ИСХОДНЫЙ ТЕКСТ
-*-

Семья переезжает из Могилева в Гомель. Жизнь понемногу налаживается. А на дворе страшный тридцать седьмой…

В Гомеле то и дело исчезают знакомые. Людей хватают по любым доносам. Ворвались ночью, когда все спали, и в дом бабушки. Начался обыск. Уводили дядю Петю под утро, в чем был. На следующий день бабушка понесла теплую одежду. Голос в окошке пробурчал: «Ему уже она не понадобится».

…В этом же году на свет появилась я.

Великая Отечественная война… Для меня она началась бомбежками. Очень бомбили по ночам. Помню сумбурные сборы. Помню большой окоп. В окопе много людей. Бабушка сидит на корточках, а на ее коленях сижу я, завернутая в теплое байковое одеяло.

К концу лета сорок первого вся территория Беларуси оказалась оккупированной немцами.

…По шоссейным, грунтовым и другим разным дорогам шли и ехали беженцы, толкая перед собой тачки, коляски с детьми и вещами. Люди не имели никакого представления, что творится на фронте. Шли туда, где, как им казалось, легче выжить.

В этом потоке двигались и мы. Ехали на папину родину — в Слуцк. Доехали. Наш дом. В этом доме мы проживем много-много лет. Сюда я часто прихожу во сне…

Слуцк был освобожден Красной армией в июне сорок четвертого. До окончания войны оставался почти год.

Как только установился порядок в городе, бабушка стала писать куда только можно, чтобы узнать что-нибудь о сыне. Ответ пришел с Урала от родственника. Он переслал несколько писем от Игоря с фронта. Они хранятся у меня до сих пор.

Вот строки из одного:

«7.09.42 г. Сейчас я дежурный по штабу нашей армии, ночь, делать особенно нечего, поэтому решил написать вам еще одно письмо. Мне кажется, что я вас засыпаю письмами. Все думаю, не напишут ли вам мои. Но, видно, это несбыточные надежды. Хотя бы узнать, живы ли они. Игорь».

-*-

ЧТО НУЖНО СДЕЛАТЬ
Перепишите из воспоминаний выше без изменений всё, начиная со слов «Великая Отечественная война…» и вплоть до слов «казалось, легче выжить.» включительно.

ИСХОДНЫЕ ДАННЫЕ
-*-

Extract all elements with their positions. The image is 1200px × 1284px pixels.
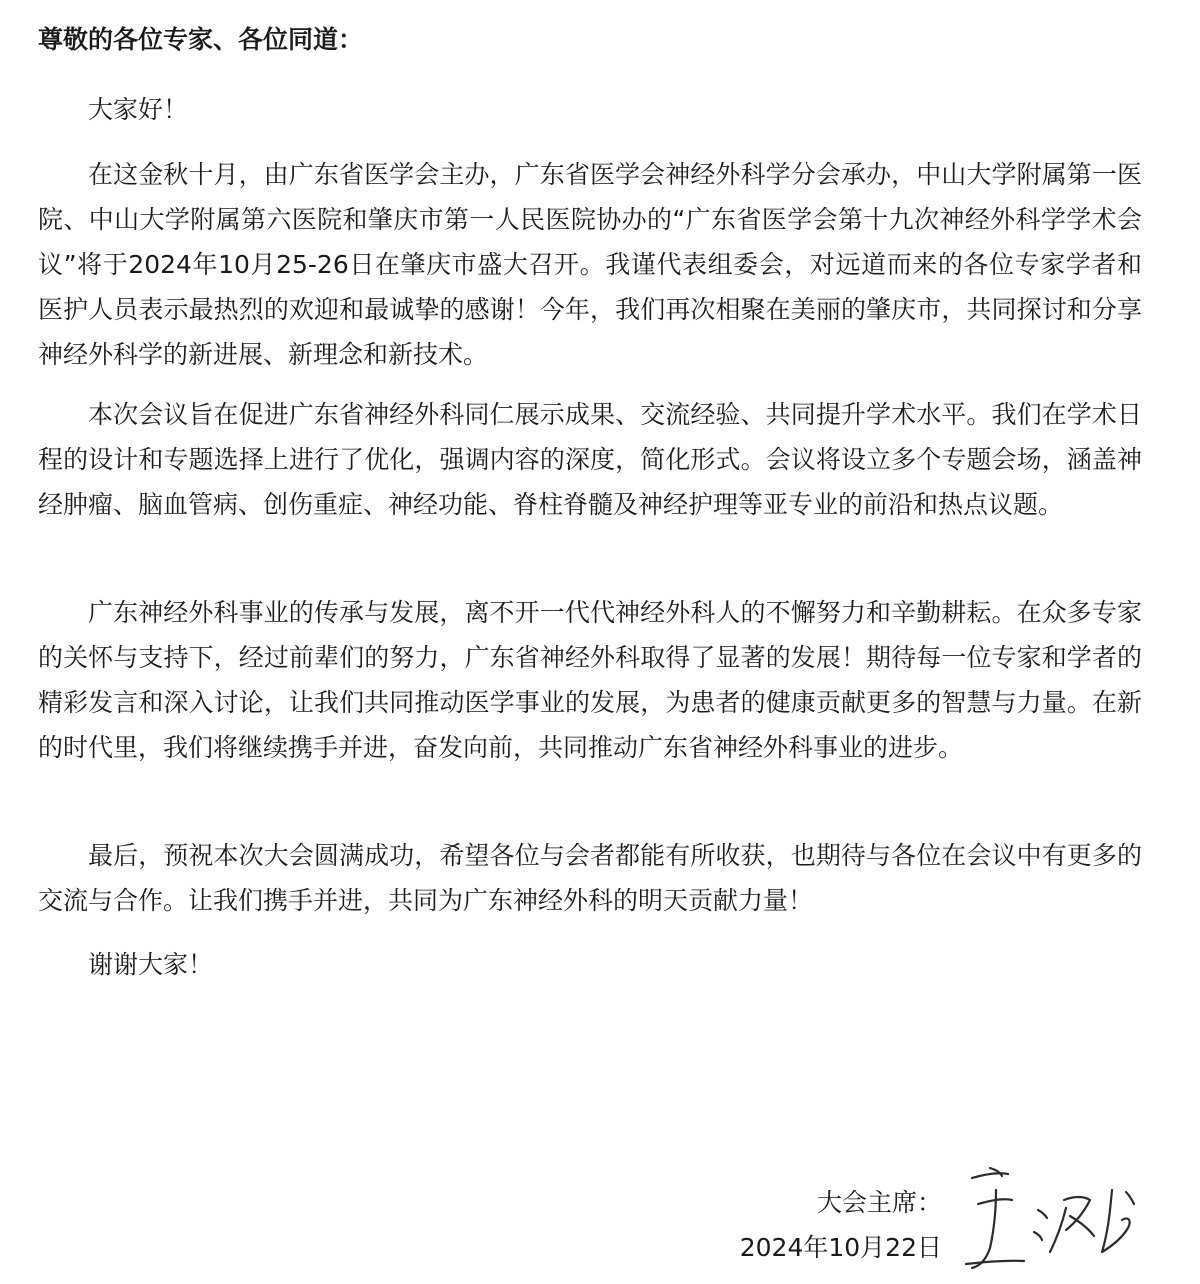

-*-

ОТВЕТ НА ЗАДАНИЕ
Великая Отечественная война… Для меня она началась бомбежками. Очень бомбили по ночам. Помню сумбурные сборы. Помню большой окоп. В окопе много людей. Бабушка сидит на корточках, а на ее коленях сижу я, завернутая в теплое байковое одеяло.

К концу лета сорок первого вся территория Беларуси оказалась оккупированной немцами.

…По шоссейным, грунтовым и другим разным дорогам шли и ехали беженцы, толкая перед собой тачки, коляски с детьми и вещами. Люди не имели никакого представления, что творится на фронте. Шли туда, где, как им казалось, легче выжить.